From the records below, extract all the text exactly and leave the images behind.

● Material for the task:
** Start **
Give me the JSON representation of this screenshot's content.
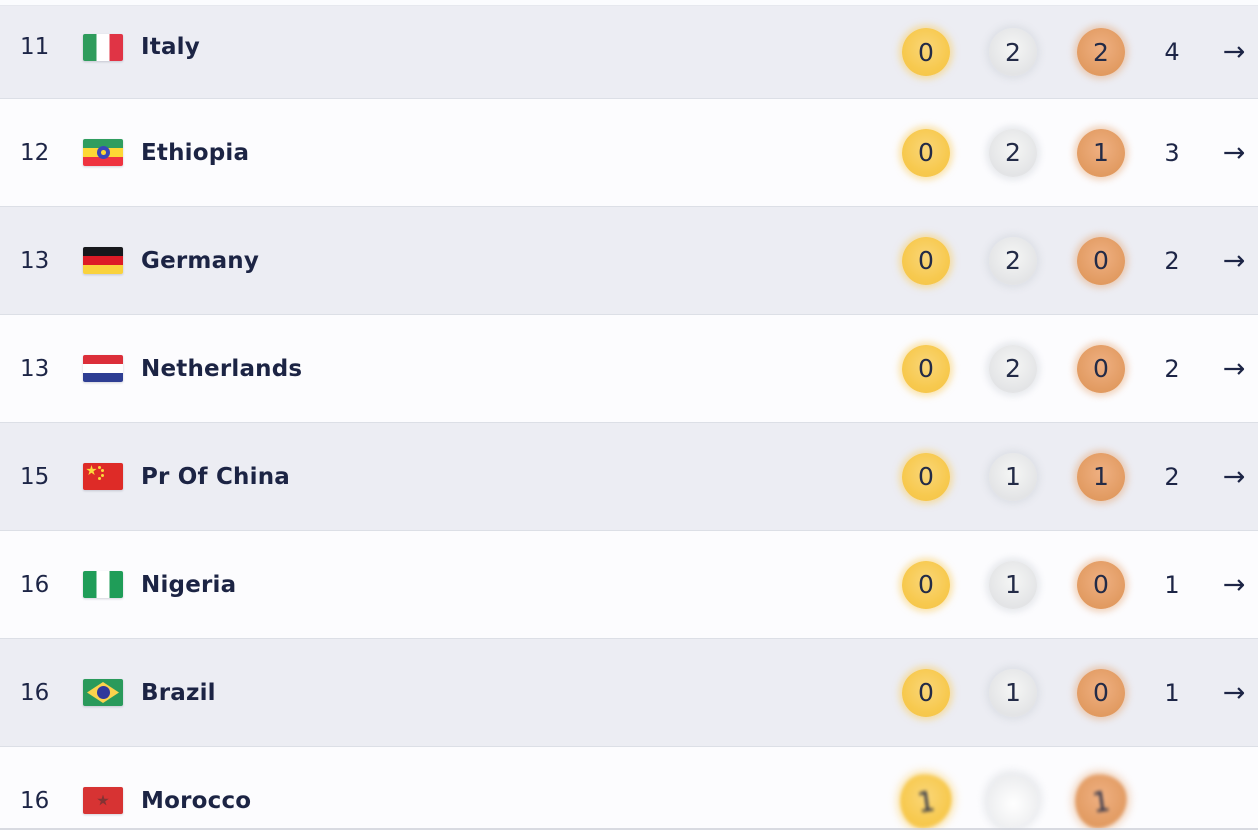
{
  "table": {
    "rows": [
      {
        "rank": "11",
        "country": "Italy",
        "flag": "italy",
        "gold": "0",
        "silver": "2",
        "bronze": "2",
        "total": "4",
        "arrow": "→"
      },
      {
        "rank": "12",
        "country": "Ethiopia",
        "flag": "ethiopia",
        "gold": "0",
        "silver": "2",
        "bronze": "1",
        "total": "3",
        "arrow": "→"
      },
      {
        "rank": "13",
        "country": "Germany",
        "flag": "germany",
        "gold": "0",
        "silver": "2",
        "bronze": "0",
        "total": "2",
        "arrow": "→"
      },
      {
        "rank": "13",
        "country": "Netherlands",
        "flag": "netherlands",
        "gold": "0",
        "silver": "2",
        "bronze": "0",
        "total": "2",
        "arrow": "→"
      },
      {
        "rank": "15",
        "country": "Pr Of China",
        "flag": "china",
        "gold": "0",
        "silver": "1",
        "bronze": "1",
        "total": "2",
        "arrow": "→"
      },
      {
        "rank": "16",
        "country": "Nigeria",
        "flag": "nigeria",
        "gold": "0",
        "silver": "1",
        "bronze": "0",
        "total": "1",
        "arrow": "→"
      },
      {
        "rank": "16",
        "country": "Brazil",
        "flag": "brazil",
        "gold": "0",
        "silver": "1",
        "bronze": "0",
        "total": "1",
        "arrow": "→"
      },
      {
        "rank": "16",
        "country": "Morocco",
        "flag": "morocco",
        "gold": "1",
        "silver": "",
        "bronze": "1",
        "total": "",
        "arrow": "",
        "render_artifact": true
      }
    ]
  },
  "colors": {
    "medal_gold": "#f7c94e",
    "medal_silver": "#e3e4e6",
    "medal_bronze": "#e19a60",
    "row_stripe": "#ecedf3",
    "row_white": "#fcfcfe",
    "text_navy": "#1d2546"
  }
}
** End **
● Solution to this task:
Give me the JSON representation of this screenshot's content.
{
  "table": {
    "rows": [
      {
        "rank": "11",
        "country": "Italy",
        "flag": "italy",
        "gold": "0",
        "silver": "2",
        "bronze": "2",
        "total": "4",
        "arrow": "→"
      },
      {
        "rank": "12",
        "country": "Ethiopia",
        "flag": "ethiopia",
        "gold": "0",
        "silver": "2",
        "bronze": "1",
        "total": "3",
        "arrow": "→"
      },
      {
        "rank": "13",
        "country": "Germany",
        "flag": "germany",
        "gold": "0",
        "silver": "2",
        "bronze": "0",
        "total": "2",
        "arrow": "→"
      },
      {
        "rank": "13",
        "country": "Netherlands",
        "flag": "netherlands",
        "gold": "0",
        "silver": "2",
        "bronze": "0",
        "total": "2",
        "arrow": "→"
      },
      {
        "rank": "15",
        "country": "Pr Of China",
        "flag": "china",
        "gold": "0",
        "silver": "1",
        "bronze": "1",
        "total": "2",
        "arrow": "→"
      },
      {
        "rank": "16",
        "country": "Nigeria",
        "flag": "nigeria",
        "gold": "0",
        "silver": "1",
        "bronze": "0",
        "total": "1",
        "arrow": "→"
      },
      {
        "rank": "16",
        "country": "Brazil",
        "flag": "brazil",
        "gold": "0",
        "silver": "1",
        "bronze": "0",
        "total": "1",
        "arrow": "→"
      },
      {
        "rank": "16",
        "country": "Morocco",
        "flag": "morocco",
        "gold": "1",
        "silver": "",
        "bronze": "1",
        "total": "",
        "arrow": "",
        "render_artifact": true
      }
    ]
  },
  "colors": {
    "medal_gold": "#f7c94e",
    "medal_silver": "#e3e4e6",
    "medal_bronze": "#e19a60",
    "row_stripe": "#ecedf3",
    "row_white": "#fcfcfe",
    "text_navy": "#1d2546"
  }
}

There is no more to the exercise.